[Dataset items]

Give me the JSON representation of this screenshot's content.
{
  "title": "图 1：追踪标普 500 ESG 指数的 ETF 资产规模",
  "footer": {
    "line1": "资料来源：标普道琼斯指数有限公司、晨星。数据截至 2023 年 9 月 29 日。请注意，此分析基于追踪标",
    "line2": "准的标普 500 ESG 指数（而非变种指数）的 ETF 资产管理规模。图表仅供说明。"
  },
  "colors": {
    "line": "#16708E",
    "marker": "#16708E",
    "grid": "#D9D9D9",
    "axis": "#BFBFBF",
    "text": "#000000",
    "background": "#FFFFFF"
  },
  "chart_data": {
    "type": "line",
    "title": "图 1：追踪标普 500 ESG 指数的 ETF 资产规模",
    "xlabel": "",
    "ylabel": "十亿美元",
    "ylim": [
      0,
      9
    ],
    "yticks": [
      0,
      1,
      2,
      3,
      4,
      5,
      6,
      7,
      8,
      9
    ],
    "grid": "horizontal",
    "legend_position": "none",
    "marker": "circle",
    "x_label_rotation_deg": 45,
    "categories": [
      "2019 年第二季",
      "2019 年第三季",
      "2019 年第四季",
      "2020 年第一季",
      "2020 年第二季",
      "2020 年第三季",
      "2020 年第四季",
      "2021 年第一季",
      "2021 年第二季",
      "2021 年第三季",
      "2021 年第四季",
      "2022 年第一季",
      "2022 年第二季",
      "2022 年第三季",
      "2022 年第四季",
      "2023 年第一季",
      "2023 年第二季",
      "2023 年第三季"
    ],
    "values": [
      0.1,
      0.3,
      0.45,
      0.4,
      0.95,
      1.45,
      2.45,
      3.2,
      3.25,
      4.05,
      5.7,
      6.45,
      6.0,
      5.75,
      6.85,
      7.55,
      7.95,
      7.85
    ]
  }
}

■ **What is needed**: Write out all the lines again, exactly as they are.

■ **Finished answer**:
Give me the JSON representation of this screenshot's content.
{
  "title": "图 1：追踪标普 500 ESG 指数的 ETF 资产规模",
  "footer": {
    "line1": "资料来源：标普道琼斯指数有限公司、晨星。数据截至 2023 年 9 月 29 日。请注意，此分析基于追踪标",
    "line2": "准的标普 500 ESG 指数（而非变种指数）的 ETF 资产管理规模。图表仅供说明。"
  },
  "colors": {
    "line": "#16708E",
    "marker": "#16708E",
    "grid": "#D9D9D9",
    "axis": "#BFBFBF",
    "text": "#000000",
    "background": "#FFFFFF"
  },
  "chart_data": {
    "type": "line",
    "title": "图 1：追踪标普 500 ESG 指数的 ETF 资产规模",
    "xlabel": "",
    "ylabel": "十亿美元",
    "ylim": [
      0,
      9
    ],
    "yticks": [
      0,
      1,
      2,
      3,
      4,
      5,
      6,
      7,
      8,
      9
    ],
    "grid": "horizontal",
    "legend_position": "none",
    "marker": "circle",
    "x_label_rotation_deg": 45,
    "categories": [
      "2019 年第二季",
      "2019 年第三季",
      "2019 年第四季",
      "2020 年第一季",
      "2020 年第二季",
      "2020 年第三季",
      "2020 年第四季",
      "2021 年第一季",
      "2021 年第二季",
      "2021 年第三季",
      "2021 年第四季",
      "2022 年第一季",
      "2022 年第二季",
      "2022 年第三季",
      "2022 年第四季",
      "2023 年第一季",
      "2023 年第二季",
      "2023 年第三季"
    ],
    "values": [
      0.1,
      0.3,
      0.45,
      0.4,
      0.95,
      1.45,
      2.45,
      3.2,
      3.25,
      4.05,
      5.7,
      6.45,
      6.0,
      5.75,
      6.85,
      7.55,
      7.95,
      7.85
    ]
  }
}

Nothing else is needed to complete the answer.